++++ Records for this exercise ++++

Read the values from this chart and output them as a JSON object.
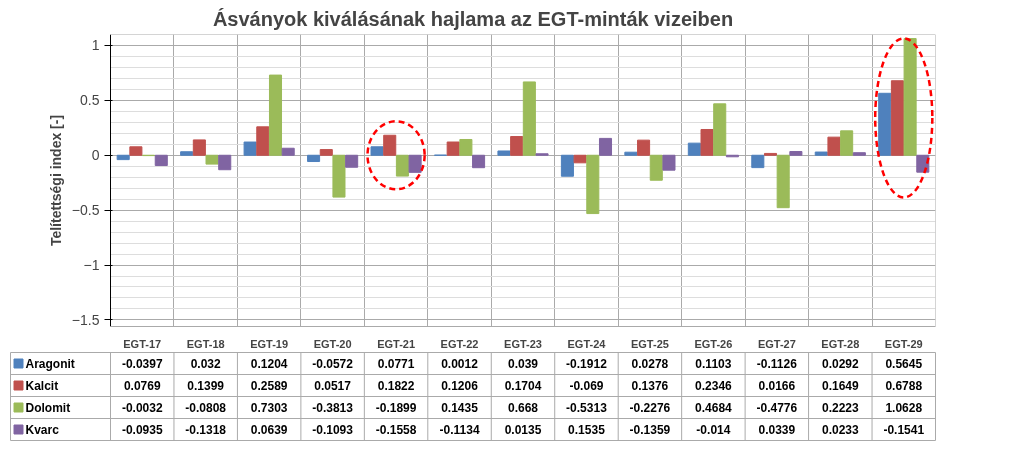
{
  "chart_data": {
    "type": "bar",
    "title": "Ásványok kiválásának hajlama az EGT-minták vizeiben",
    "ylabel": "Telítettségi index [-]",
    "categories": [
      "EGT-17",
      "EGT-18",
      "EGT-19",
      "EGT-20",
      "EGT-21",
      "EGT-22",
      "EGT-23",
      "EGT-24",
      "EGT-25",
      "EGT-26",
      "EGT-27",
      "EGT-28",
      "EGT-29"
    ],
    "series": [
      {
        "name": "Aragonit",
        "color": "#4f81bd",
        "values": [
          -0.0397,
          0.032,
          0.1204,
          -0.0572,
          0.0771,
          0.0012,
          0.039,
          -0.1912,
          0.0278,
          0.1103,
          -0.1126,
          0.0292,
          0.5645
        ]
      },
      {
        "name": "Kalcit",
        "color": "#c0504d",
        "values": [
          0.0769,
          0.1399,
          0.2589,
          0.0517,
          0.1822,
          0.1206,
          0.1704,
          -0.069,
          0.1376,
          0.2346,
          0.0166,
          0.1649,
          0.6788
        ]
      },
      {
        "name": "Dolomit",
        "color": "#9bbb59",
        "values": [
          -0.0032,
          -0.0808,
          0.7303,
          -0.3813,
          -0.1899,
          0.1435,
          0.668,
          -0.5313,
          -0.2276,
          0.4684,
          -0.4776,
          0.2223,
          1.0628
        ]
      },
      {
        "name": "Kvarc",
        "color": "#8064a2",
        "values": [
          -0.0935,
          -0.1318,
          0.0639,
          -0.1093,
          -0.1558,
          -0.1134,
          0.0135,
          0.1535,
          -0.1359,
          -0.014,
          0.0339,
          0.0233,
          -0.1541
        ]
      }
    ],
    "ylim": [
      -1.56,
      1.1
    ],
    "yticks": [
      -1.5,
      -1,
      -0.5,
      0,
      0.5,
      1
    ],
    "grid": "y",
    "legend": "bottom",
    "data_labels": true
  }
}
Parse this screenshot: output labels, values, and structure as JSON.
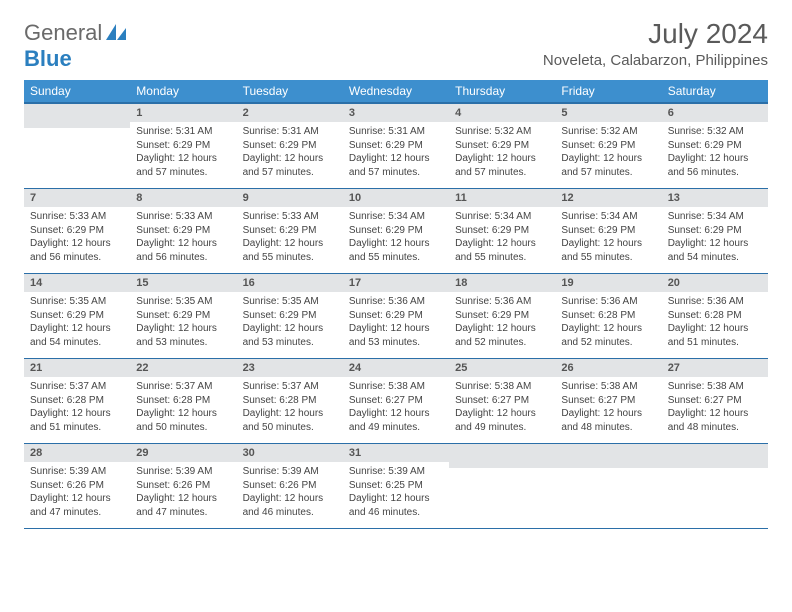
{
  "logo": {
    "general": "General",
    "blue": "Blue"
  },
  "month_title": "July 2024",
  "location": "Noveleta, Calabarzon, Philippines",
  "weekdays": [
    "Sunday",
    "Monday",
    "Tuesday",
    "Wednesday",
    "Thursday",
    "Friday",
    "Saturday"
  ],
  "colors": {
    "header_bg": "#3d8fce",
    "header_border": "#2b6fa8",
    "daynum_bg": "#e2e4e6",
    "text": "#444444",
    "title": "#5a5a5a"
  },
  "typography": {
    "month_title_fontsize": 28,
    "location_fontsize": 15,
    "weekday_fontsize": 12,
    "daynum_fontsize": 11,
    "body_fontsize": 10
  },
  "layout": {
    "columns": 7,
    "rows": 5,
    "first_weekday_index": 1
  },
  "days": [
    {
      "n": "1",
      "sunrise": "5:31 AM",
      "sunset": "6:29 PM",
      "daylight": "12 hours and 57 minutes."
    },
    {
      "n": "2",
      "sunrise": "5:31 AM",
      "sunset": "6:29 PM",
      "daylight": "12 hours and 57 minutes."
    },
    {
      "n": "3",
      "sunrise": "5:31 AM",
      "sunset": "6:29 PM",
      "daylight": "12 hours and 57 minutes."
    },
    {
      "n": "4",
      "sunrise": "5:32 AM",
      "sunset": "6:29 PM",
      "daylight": "12 hours and 57 minutes."
    },
    {
      "n": "5",
      "sunrise": "5:32 AM",
      "sunset": "6:29 PM",
      "daylight": "12 hours and 57 minutes."
    },
    {
      "n": "6",
      "sunrise": "5:32 AM",
      "sunset": "6:29 PM",
      "daylight": "12 hours and 56 minutes."
    },
    {
      "n": "7",
      "sunrise": "5:33 AM",
      "sunset": "6:29 PM",
      "daylight": "12 hours and 56 minutes."
    },
    {
      "n": "8",
      "sunrise": "5:33 AM",
      "sunset": "6:29 PM",
      "daylight": "12 hours and 56 minutes."
    },
    {
      "n": "9",
      "sunrise": "5:33 AM",
      "sunset": "6:29 PM",
      "daylight": "12 hours and 55 minutes."
    },
    {
      "n": "10",
      "sunrise": "5:34 AM",
      "sunset": "6:29 PM",
      "daylight": "12 hours and 55 minutes."
    },
    {
      "n": "11",
      "sunrise": "5:34 AM",
      "sunset": "6:29 PM",
      "daylight": "12 hours and 55 minutes."
    },
    {
      "n": "12",
      "sunrise": "5:34 AM",
      "sunset": "6:29 PM",
      "daylight": "12 hours and 55 minutes."
    },
    {
      "n": "13",
      "sunrise": "5:34 AM",
      "sunset": "6:29 PM",
      "daylight": "12 hours and 54 minutes."
    },
    {
      "n": "14",
      "sunrise": "5:35 AM",
      "sunset": "6:29 PM",
      "daylight": "12 hours and 54 minutes."
    },
    {
      "n": "15",
      "sunrise": "5:35 AM",
      "sunset": "6:29 PM",
      "daylight": "12 hours and 53 minutes."
    },
    {
      "n": "16",
      "sunrise": "5:35 AM",
      "sunset": "6:29 PM",
      "daylight": "12 hours and 53 minutes."
    },
    {
      "n": "17",
      "sunrise": "5:36 AM",
      "sunset": "6:29 PM",
      "daylight": "12 hours and 53 minutes."
    },
    {
      "n": "18",
      "sunrise": "5:36 AM",
      "sunset": "6:29 PM",
      "daylight": "12 hours and 52 minutes."
    },
    {
      "n": "19",
      "sunrise": "5:36 AM",
      "sunset": "6:28 PM",
      "daylight": "12 hours and 52 minutes."
    },
    {
      "n": "20",
      "sunrise": "5:36 AM",
      "sunset": "6:28 PM",
      "daylight": "12 hours and 51 minutes."
    },
    {
      "n": "21",
      "sunrise": "5:37 AM",
      "sunset": "6:28 PM",
      "daylight": "12 hours and 51 minutes."
    },
    {
      "n": "22",
      "sunrise": "5:37 AM",
      "sunset": "6:28 PM",
      "daylight": "12 hours and 50 minutes."
    },
    {
      "n": "23",
      "sunrise": "5:37 AM",
      "sunset": "6:28 PM",
      "daylight": "12 hours and 50 minutes."
    },
    {
      "n": "24",
      "sunrise": "5:38 AM",
      "sunset": "6:27 PM",
      "daylight": "12 hours and 49 minutes."
    },
    {
      "n": "25",
      "sunrise": "5:38 AM",
      "sunset": "6:27 PM",
      "daylight": "12 hours and 49 minutes."
    },
    {
      "n": "26",
      "sunrise": "5:38 AM",
      "sunset": "6:27 PM",
      "daylight": "12 hours and 48 minutes."
    },
    {
      "n": "27",
      "sunrise": "5:38 AM",
      "sunset": "6:27 PM",
      "daylight": "12 hours and 48 minutes."
    },
    {
      "n": "28",
      "sunrise": "5:39 AM",
      "sunset": "6:26 PM",
      "daylight": "12 hours and 47 minutes."
    },
    {
      "n": "29",
      "sunrise": "5:39 AM",
      "sunset": "6:26 PM",
      "daylight": "12 hours and 47 minutes."
    },
    {
      "n": "30",
      "sunrise": "5:39 AM",
      "sunset": "6:26 PM",
      "daylight": "12 hours and 46 minutes."
    },
    {
      "n": "31",
      "sunrise": "5:39 AM",
      "sunset": "6:25 PM",
      "daylight": "12 hours and 46 minutes."
    }
  ],
  "labels": {
    "sunrise": "Sunrise:",
    "sunset": "Sunset:",
    "daylight": "Daylight:"
  }
}
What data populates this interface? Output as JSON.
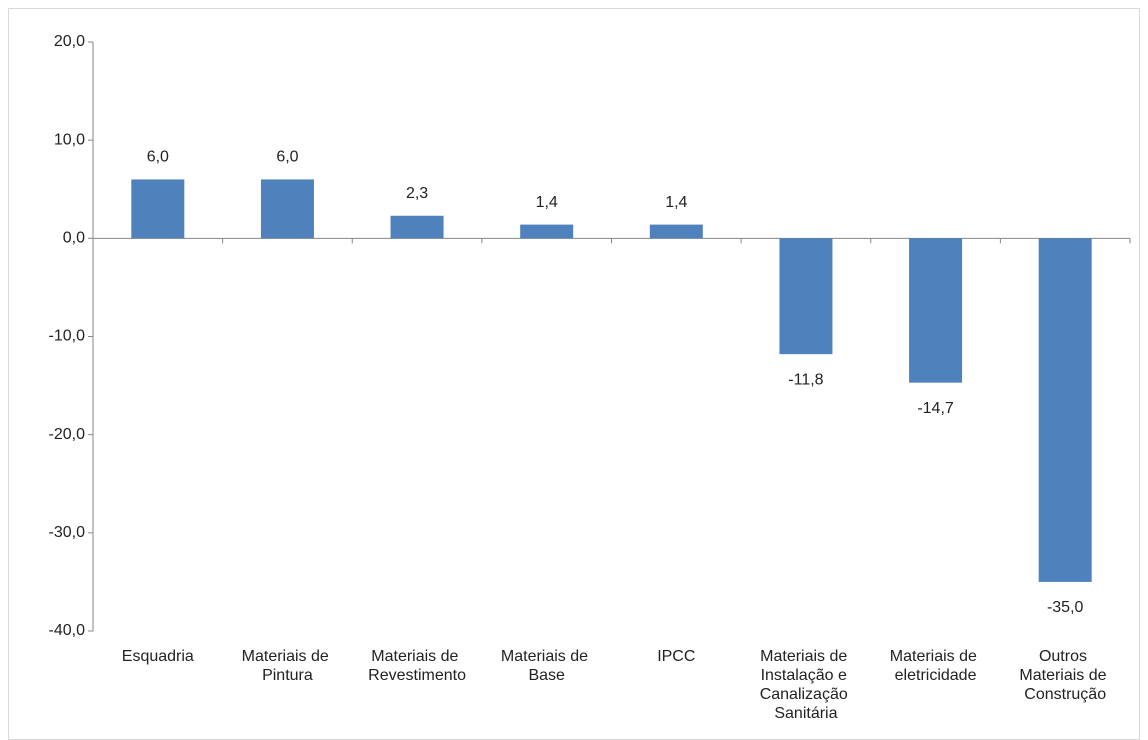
{
  "chart_data": {
    "type": "bar",
    "categories": [
      "Esquadria",
      "Materiais de Pintura",
      "Materiais de Revestimento",
      "Materiais de Base",
      "IPCC",
      "Materiais de Instalação e Canalização Sanitária",
      "Materiais de eletricidade",
      "Outros Materiais de Construção"
    ],
    "values": [
      6.0,
      6.0,
      2.3,
      1.4,
      1.4,
      -11.8,
      -14.7,
      -35.0
    ],
    "value_labels": [
      "6,0",
      "6,0",
      "2,3",
      "1,4",
      "1,4",
      "-11,8",
      "-14,7",
      "-35,0"
    ],
    "color": "#4f81bd",
    "ylim": [
      -40,
      20
    ],
    "yticks": [
      {
        "value": -40,
        "label": "-40,0"
      },
      {
        "value": -30,
        "label": "-30,0"
      },
      {
        "value": -20,
        "label": "-20,0"
      },
      {
        "value": -10,
        "label": "-10,0"
      },
      {
        "value": 0,
        "label": "0,0"
      },
      {
        "value": 10,
        "label": "10,0"
      },
      {
        "value": 20,
        "label": "20,0"
      }
    ],
    "grid": false
  }
}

++++

*Given request*
Copy out each line in the listing that has the word "Materiais".

*Task response*
      "Materiais de Pintura",
      "Materiais de Revestimento",
      "Materiais de Base",
      "Materiais de Instalação e Canalização Sanitária",
      "Materiais de eletricidade",
      "Outros Materiais de Construção"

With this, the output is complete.